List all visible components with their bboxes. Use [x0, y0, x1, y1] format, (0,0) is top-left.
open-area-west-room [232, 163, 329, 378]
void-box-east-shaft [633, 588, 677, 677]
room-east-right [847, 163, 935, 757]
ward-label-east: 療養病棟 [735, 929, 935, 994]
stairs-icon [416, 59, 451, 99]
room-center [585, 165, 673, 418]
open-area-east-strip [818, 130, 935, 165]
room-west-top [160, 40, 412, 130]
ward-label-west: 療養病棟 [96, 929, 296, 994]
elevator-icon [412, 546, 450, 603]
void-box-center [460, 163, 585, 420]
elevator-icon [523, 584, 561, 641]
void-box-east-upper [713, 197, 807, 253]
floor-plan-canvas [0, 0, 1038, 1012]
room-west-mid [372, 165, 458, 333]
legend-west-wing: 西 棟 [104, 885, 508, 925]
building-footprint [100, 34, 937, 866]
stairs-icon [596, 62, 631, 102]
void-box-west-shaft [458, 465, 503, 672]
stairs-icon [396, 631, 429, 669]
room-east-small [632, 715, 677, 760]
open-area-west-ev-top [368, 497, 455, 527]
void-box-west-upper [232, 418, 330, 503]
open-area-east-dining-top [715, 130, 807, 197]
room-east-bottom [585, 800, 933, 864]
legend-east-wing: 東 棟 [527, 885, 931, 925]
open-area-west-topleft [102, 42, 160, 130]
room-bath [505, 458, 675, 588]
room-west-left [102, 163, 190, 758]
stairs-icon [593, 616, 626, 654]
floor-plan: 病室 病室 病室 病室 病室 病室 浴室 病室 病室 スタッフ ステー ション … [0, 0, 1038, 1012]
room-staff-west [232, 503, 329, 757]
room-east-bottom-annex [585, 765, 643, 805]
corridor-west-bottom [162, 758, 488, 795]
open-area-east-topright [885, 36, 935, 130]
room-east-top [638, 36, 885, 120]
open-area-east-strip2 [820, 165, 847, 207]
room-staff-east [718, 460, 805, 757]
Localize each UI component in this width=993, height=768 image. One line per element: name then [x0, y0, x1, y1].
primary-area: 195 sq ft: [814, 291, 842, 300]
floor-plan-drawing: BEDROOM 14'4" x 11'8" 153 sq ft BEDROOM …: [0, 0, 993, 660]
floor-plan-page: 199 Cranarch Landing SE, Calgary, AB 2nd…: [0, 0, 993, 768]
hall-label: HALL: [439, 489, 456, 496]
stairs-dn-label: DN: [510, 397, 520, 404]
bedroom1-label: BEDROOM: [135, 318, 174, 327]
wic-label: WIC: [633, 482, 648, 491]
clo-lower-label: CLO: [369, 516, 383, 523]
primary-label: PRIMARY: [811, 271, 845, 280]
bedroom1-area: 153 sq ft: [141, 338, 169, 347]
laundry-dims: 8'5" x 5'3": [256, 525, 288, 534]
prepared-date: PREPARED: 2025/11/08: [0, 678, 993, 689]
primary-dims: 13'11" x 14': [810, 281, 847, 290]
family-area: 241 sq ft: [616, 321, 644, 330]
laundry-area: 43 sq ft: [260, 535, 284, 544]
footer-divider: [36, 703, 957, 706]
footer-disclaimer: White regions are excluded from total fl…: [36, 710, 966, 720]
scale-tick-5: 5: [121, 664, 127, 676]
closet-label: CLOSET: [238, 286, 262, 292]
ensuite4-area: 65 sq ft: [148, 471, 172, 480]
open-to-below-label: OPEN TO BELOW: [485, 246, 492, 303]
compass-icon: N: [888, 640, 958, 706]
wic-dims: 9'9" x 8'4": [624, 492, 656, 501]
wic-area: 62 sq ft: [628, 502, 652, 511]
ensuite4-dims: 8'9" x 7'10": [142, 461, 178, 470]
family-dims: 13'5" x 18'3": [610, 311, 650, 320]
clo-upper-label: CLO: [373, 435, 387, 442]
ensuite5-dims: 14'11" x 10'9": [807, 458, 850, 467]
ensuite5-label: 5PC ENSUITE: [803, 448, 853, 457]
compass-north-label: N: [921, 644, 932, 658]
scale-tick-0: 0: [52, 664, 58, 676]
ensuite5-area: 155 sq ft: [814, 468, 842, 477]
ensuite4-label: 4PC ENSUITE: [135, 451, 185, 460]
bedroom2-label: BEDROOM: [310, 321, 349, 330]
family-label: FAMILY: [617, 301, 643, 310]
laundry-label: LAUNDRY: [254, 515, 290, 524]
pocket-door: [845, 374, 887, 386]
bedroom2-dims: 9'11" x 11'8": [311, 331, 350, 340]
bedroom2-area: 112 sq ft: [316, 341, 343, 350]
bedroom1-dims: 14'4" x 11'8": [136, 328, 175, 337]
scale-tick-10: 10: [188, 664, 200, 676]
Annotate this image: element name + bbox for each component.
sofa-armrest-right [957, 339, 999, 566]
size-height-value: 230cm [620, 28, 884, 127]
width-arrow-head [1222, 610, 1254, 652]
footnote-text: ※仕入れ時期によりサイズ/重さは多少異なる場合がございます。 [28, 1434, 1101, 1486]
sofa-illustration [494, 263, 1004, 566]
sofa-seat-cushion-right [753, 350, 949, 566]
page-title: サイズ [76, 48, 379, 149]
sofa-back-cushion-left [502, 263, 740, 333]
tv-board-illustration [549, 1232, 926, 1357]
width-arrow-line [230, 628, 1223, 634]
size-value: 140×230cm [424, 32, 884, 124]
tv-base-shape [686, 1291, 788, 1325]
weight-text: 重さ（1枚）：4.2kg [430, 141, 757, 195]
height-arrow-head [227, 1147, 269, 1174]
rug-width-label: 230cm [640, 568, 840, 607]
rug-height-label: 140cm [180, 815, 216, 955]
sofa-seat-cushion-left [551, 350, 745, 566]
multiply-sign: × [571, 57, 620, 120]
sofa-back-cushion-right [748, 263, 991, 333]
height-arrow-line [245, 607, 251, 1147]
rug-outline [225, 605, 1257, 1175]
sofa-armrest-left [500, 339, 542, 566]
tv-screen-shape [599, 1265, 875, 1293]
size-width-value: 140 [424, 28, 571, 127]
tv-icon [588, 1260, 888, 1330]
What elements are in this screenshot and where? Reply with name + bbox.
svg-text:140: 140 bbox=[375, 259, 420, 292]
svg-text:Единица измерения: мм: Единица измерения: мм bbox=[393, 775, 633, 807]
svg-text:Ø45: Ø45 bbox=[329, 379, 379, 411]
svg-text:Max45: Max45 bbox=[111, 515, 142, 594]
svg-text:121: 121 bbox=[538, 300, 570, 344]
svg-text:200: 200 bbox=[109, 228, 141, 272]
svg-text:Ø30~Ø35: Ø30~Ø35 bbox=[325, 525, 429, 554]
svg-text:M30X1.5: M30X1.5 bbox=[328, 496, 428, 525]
※
=== Work to be completed ===
Format every line of the records above as a numbered list, and leave out any blank lines.

=== Exercise solution ===
1. List all visible components with their bboxes. Use [x0, y0, x1, y1] format, (0,0) is top-left.
2. open-area-west-room [232, 163, 329, 378]
3. void-box-east-shaft [633, 588, 677, 677]
4. room-east-right [847, 163, 935, 757]
5. ward-label-east: 療養病棟 [735, 929, 935, 994]
6. stairs-icon [416, 59, 451, 99]
7. room-center [585, 165, 673, 418]
8. open-area-east-strip [818, 130, 935, 165]
9. room-west-top [160, 40, 412, 130]
10. ward-label-west: 療養病棟 [96, 929, 296, 994]
11. elevator-icon [412, 546, 450, 603]
12. void-box-center [460, 163, 585, 420]
13. elevator-icon [523, 584, 561, 641]
14. void-box-east-upper [713, 197, 807, 253]
15. floor-plan-canvas [0, 0, 1038, 1012]
16. room-west-mid [372, 165, 458, 333]
17. legend-west-wing: 西 棟 [104, 885, 508, 925]
18. building-footprint [100, 34, 937, 866]
19. stairs-icon [596, 62, 631, 102]
20. void-box-west-shaft [458, 465, 503, 672]
21. stairs-icon [396, 631, 429, 669]
22. room-east-small [632, 715, 677, 760]
23. open-area-west-ev-top [368, 497, 455, 527]
24. void-box-west-upper [232, 418, 330, 503]
25. open-area-east-dining-top [715, 130, 807, 197]
26. room-east-bottom [585, 800, 933, 864]
27. legend-east-wing: 東 棟 [527, 885, 931, 925]
28. open-area-west-topleft [102, 42, 160, 130]
29. room-bath [505, 458, 675, 588]
30. room-west-left [102, 163, 190, 758]
31. stairs-icon [593, 616, 626, 654]
32. floor-plan: 病室 病室 病室 病室 病室 病室 浴室 病室 病室 スタッフ ステー ション … [0, 0, 1038, 1012]
33. room-staff-west [232, 503, 329, 757]
34. room-east-bottom-annex [585, 765, 643, 805]
35. corridor-west-bottom [162, 758, 488, 795]
36. open-area-east-topright [885, 36, 935, 130]
37. room-east-top [638, 36, 885, 120]
38. open-area-east-strip2 [820, 165, 847, 207]
39. room-staff-east [718, 460, 805, 757]
40. Localize each UI component in this width=993, height=768 image. One line per element: name then [x0, y0, x1, y1].
41. primary-area: 195 sq ft: [814, 291, 842, 300]
42. floor-plan-drawing: BEDROOM 14'4" x 11'8" 153 sq ft BEDROOM …: [0, 0, 993, 660]
43. floor-plan-page: 199 Cranarch Landing SE, Calgary, AB 2nd…: [0, 0, 993, 768]
44. hall-label: HALL: [439, 489, 456, 496]
45. stairs-dn-label: DN: [510, 397, 520, 404]
46. bedroom1-label: BEDROOM: [135, 318, 174, 327]
47. wic-label: WIC: [633, 482, 648, 491]
48. clo-lower-label: CLO: [369, 516, 383, 523]
49. primary-label: PRIMARY: [811, 271, 845, 280]
50. bedroom1-area: 153 sq ft: [141, 338, 169, 347]
51. laundry-dims: 8'5" x 5'3": [256, 525, 288, 534]
52. prepared-date: PREPARED: 2025/11/08: [0, 678, 993, 689]
53. primary-dims: 13'11" x 14': [810, 281, 847, 290]
54. family-area: 241 sq ft: [616, 321, 644, 330]
55. laundry-area: 43 sq ft: [260, 535, 284, 544]
56. footer-divider: [36, 703, 957, 706]
57. footer-disclaimer: White regions are excluded from total fl…: [36, 710, 966, 720]
58. scale-tick-5: 5: [121, 664, 127, 676]
59. closet-label: CLOSET: [238, 286, 262, 292]
60. ensuite4-area: 65 sq ft: [148, 471, 172, 480]
61. open-to-below-label: OPEN TO BELOW: [485, 246, 492, 303]
62. compass-icon: N: [888, 640, 958, 706]
63. wic-dims: 9'9" x 8'4": [624, 492, 656, 501]
64. wic-area: 62 sq ft: [628, 502, 652, 511]
65. ensuite4-dims: 8'9" x 7'10": [142, 461, 178, 470]
66. family-dims: 13'5" x 18'3": [610, 311, 650, 320]
67. clo-upper-label: CLO: [373, 435, 387, 442]
68. ensuite5-dims: 14'11" x 10'9": [807, 458, 850, 467]
69. ensuite5-label: 5PC ENSUITE: [803, 448, 853, 457]
70. compass-north-label: N: [921, 644, 932, 658]
71. scale-tick-0: 0: [52, 664, 58, 676]
72. ensuite5-area: 155 sq ft: [814, 468, 842, 477]
73. ensuite4-label: 4PC ENSUITE: [135, 451, 185, 460]
74. bedroom2-label: BEDROOM: [310, 321, 349, 330]
75. family-label: FAMILY: [617, 301, 643, 310]
76. laundry-label: LAUNDRY: [254, 515, 290, 524]
77. pocket-door: [845, 374, 887, 386]
78. bedroom2-dims: 9'11" x 11'8": [311, 331, 350, 340]
79. bedroom2-area: 112 sq ft: [316, 341, 343, 350]
80. bedroom1-dims: 14'4" x 11'8": [136, 328, 175, 337]
81. scale-tick-10: 10: [188, 664, 200, 676]
82. Annotate this image: element name + bbox for each component.
83. sofa-armrest-right [957, 339, 999, 566]
84. size-height-value: 230cm [620, 28, 884, 127]
85. width-arrow-head [1222, 610, 1254, 652]
86. footnote-text: ※仕入れ時期によりサイズ/重さは多少異なる場合がございます。 [28, 1434, 1101, 1486]
87. sofa-illustration [494, 263, 1004, 566]
88. sofa-seat-cushion-right [753, 350, 949, 566]
89. page-title: サイズ [76, 48, 379, 149]
90. sofa-back-cushion-left [502, 263, 740, 333]
91. tv-board-illustration [549, 1232, 926, 1357]
92. width-arrow-line [230, 628, 1223, 634]
93. size-value: 140×230cm [424, 32, 884, 124]
94. tv-base-shape [686, 1291, 788, 1325]
95. weight-text: 重さ（1枚）：4.2kg [430, 141, 757, 195]
96. height-arrow-head [227, 1147, 269, 1174]
97. rug-width-label: 230cm [640, 568, 840, 607]
98. rug-height-label: 140cm [180, 815, 216, 955]
99. sofa-seat-cushion-left [551, 350, 745, 566]
100. multiply-sign: × [571, 57, 620, 120]
101. sofa-back-cushion-right [748, 263, 991, 333]
102. height-arrow-line [245, 607, 251, 1147]
103. rug-outline [225, 605, 1257, 1175]
104. sofa-armrest-left [500, 339, 542, 566]
105. tv-screen-shape [599, 1265, 875, 1293]
106. size-width-value: 140 [424, 28, 571, 127]
107. tv-icon [588, 1260, 888, 1330]
108. What elements are in this screenshot and where? Reply with name + bbox.
109. svg-text:140: 140 bbox=[375, 259, 420, 292]
110. svg-text:Единица измерения: мм: Единица измерения: мм bbox=[393, 775, 633, 807]
111. svg-text:Ø45: Ø45 bbox=[329, 379, 379, 411]
112. svg-text:Max45: Max45 bbox=[111, 515, 142, 594]
113. svg-text:121: 121 bbox=[538, 300, 570, 344]
114. svg-text:200: 200 bbox=[109, 228, 141, 272]
115. svg-text:Ø30~Ø35: Ø30~Ø35 bbox=[325, 525, 429, 554]
116. svg-text:M30X1.5: M30X1.5 bbox=[328, 496, 428, 525]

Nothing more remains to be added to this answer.